*Exercise brief*. Pick out every line in the data below that holds "продавал".

Dataset items
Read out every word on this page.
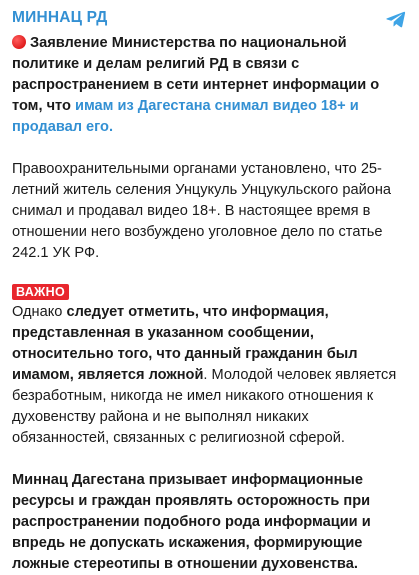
МИННАЦ РД

Заявление Министерства по национальной политике и делам религий РД в связи с распространением в сети интернет информации о том, что имам из Дагестана снимал видео 18+ и продавал его.

Правоохранительными органами установлено, что 25-летний житель селения Унцукуль Унцукульского района снимал и продавал видео 18+. В настоящее время в отношении него возбуждено уголовное дело по статье 242.1 УК РФ.

ВАЖНО

Однако следует отметить, что информация, представленная в указанном сообщении, относительно того, что данный гражданин был имамом, является ложной. Молодой человек является безработным, никогда не имел никакого отношения к духовенству района и не выполнял никаких обязанностей, связанных с религиозной сферой.

Миннац Дагестана призывает информационные ресурсы и граждан проявлять осторожность при распространении подобного рода информации и впредь не допускать искажения, формирующие ложные стереотипы в отношении духовенства.
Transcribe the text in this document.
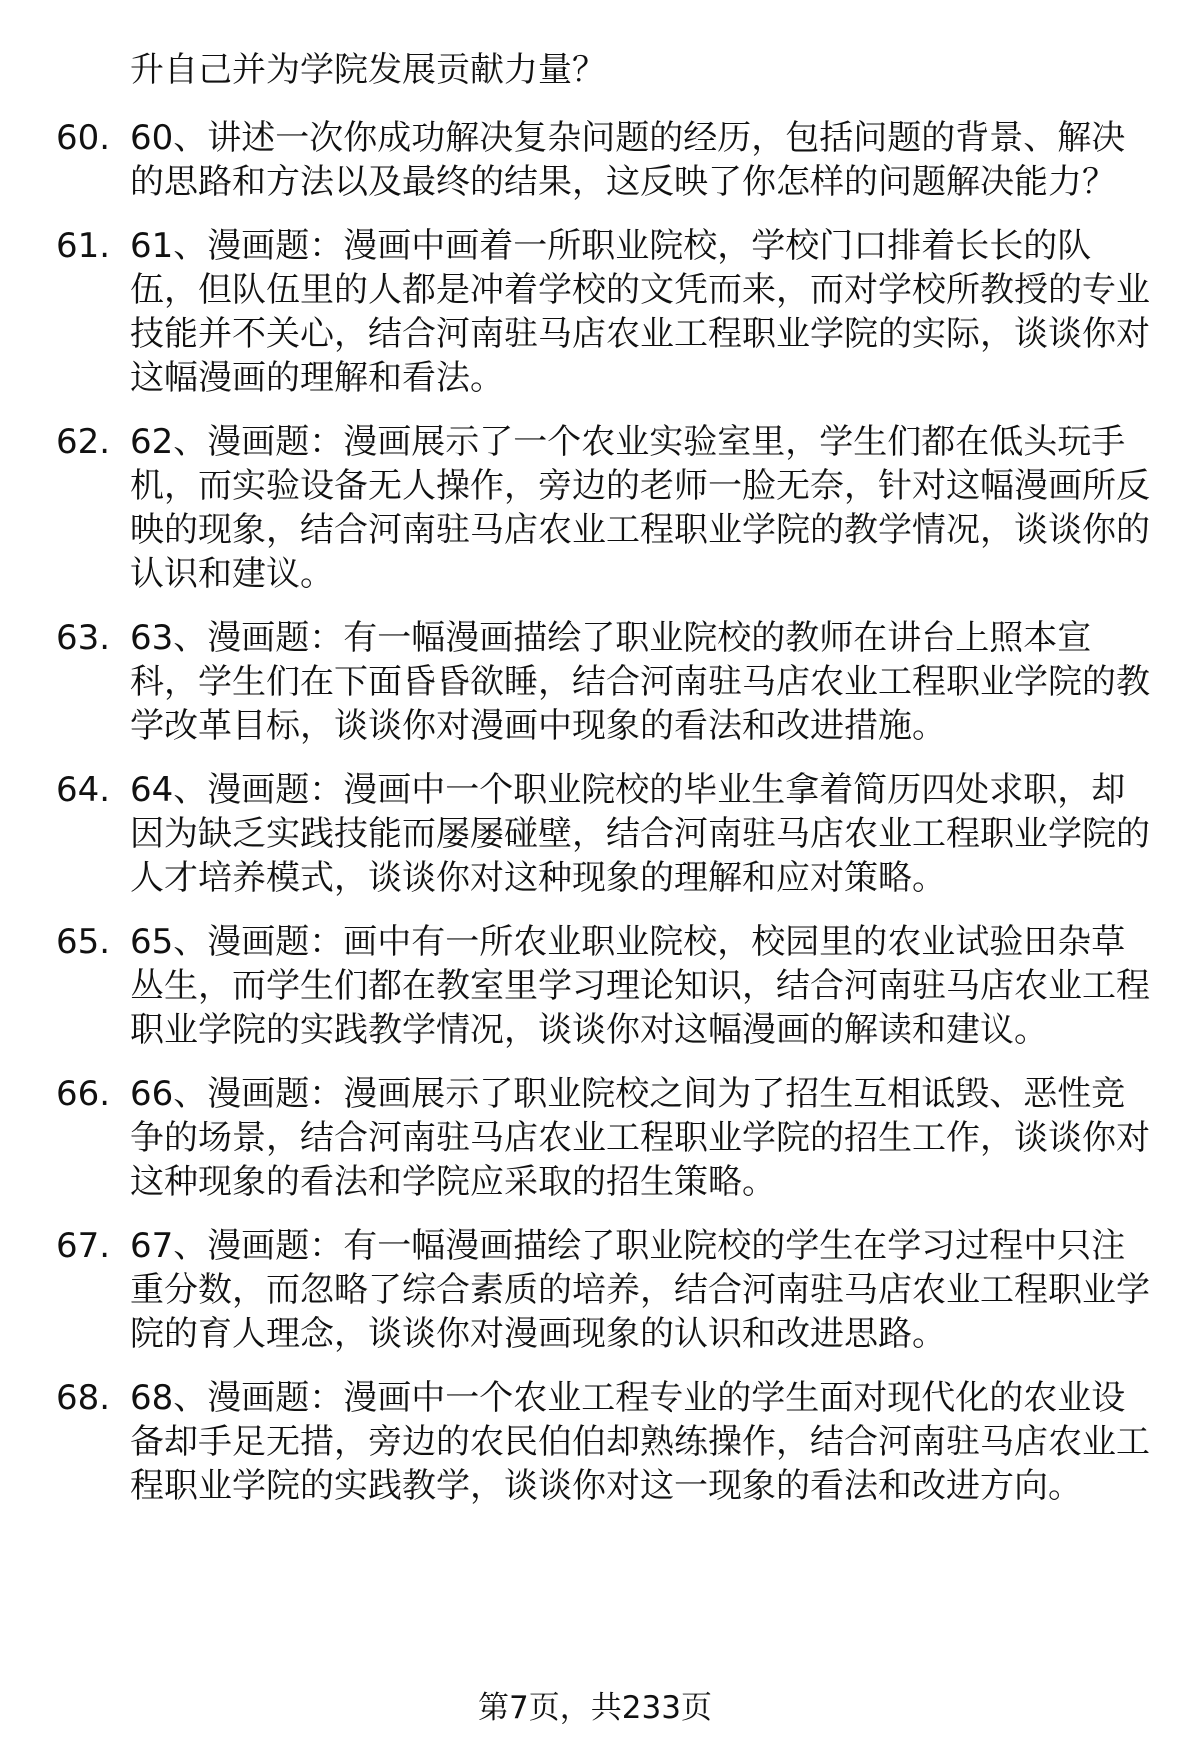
升自己并为学院发展贡献力量？
60. 60、讲述一次你成功解决复杂问题的经历，包括问题的背景、解决的思路和方法以及最终的结果，这反映了你怎样的问题解决能力？
61. 61、漫画题：漫画中画着一所职业院校，学校门口排着长长的队伍，但队伍里的人都是冲着学校的文凭而来，而对学校所教授的专业技能并不关心，结合河南驻马店农业工程职业学院的实际，谈谈你对这幅漫画的理解和看法。
62. 62、漫画题：漫画展示了一个农业实验室里，学生们都在低头玩手机，而实验设备无人操作，旁边的老师一脸无奈，针对这幅漫画所反映的现象，结合河南驻马店农业工程职业学院的教学情况，谈谈你的认识和建议。
63. 63、漫画题：有一幅漫画描绘了职业院校的教师在讲台上照本宣科，学生们在下面昏昏欲睡，结合河南驻马店农业工程职业学院的教学改革目标，谈谈你对漫画中现象的看法和改进措施。
64. 64、漫画题：漫画中一个职业院校的毕业生拿着简历四处求职，却因为缺乏实践技能而屡屡碰壁，结合河南驻马店农业工程职业学院的人才培养模式，谈谈你对这种现象的理解和应对策略。
65. 65、漫画题：画中有一所农业职业院校，校园里的农业试验田杂草丛生，而学生们都在教室里学习理论知识，结合河南驻马店农业工程职业学院的实践教学情况，谈谈你对这幅漫画的解读和建议。
66. 66、漫画题：漫画展示了职业院校之间为了招生互相诋毁、恶性竞争的场景，结合河南驻马店农业工程职业学院的招生工作，谈谈你对这种现象的看法和学院应采取的招生策略。
67. 67、漫画题：有一幅漫画描绘了职业院校的学生在学习过程中只注重分数，而忽略了综合素质的培养，结合河南驻马店农业工程职业学院的育人理念，谈谈你对漫画现象的认识和改进思路。
68. 68、漫画题：漫画中一个农业工程专业的学生面对现代化的农业设备却手足无措，旁边的农民伯伯却熟练操作，结合河南驻马店农业工程职业学院的实践教学，谈谈你对这一现象的看法和改进方向。
第7页，共233页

*Task solution*.
Заявление Министерства по национальной политике и делам религий РД в связи с распространением в сети интернет информации о том, что имам из Дагестана снимал видео 18+ и продавал его.
Правоохранительными органами установлено, что 25-летний житель селения Унцукуль Унцукульского района снимал и продавал видео 18+. В настоящее время в отношении него возбуждено уголовное дело по статье 242.1 УК РФ.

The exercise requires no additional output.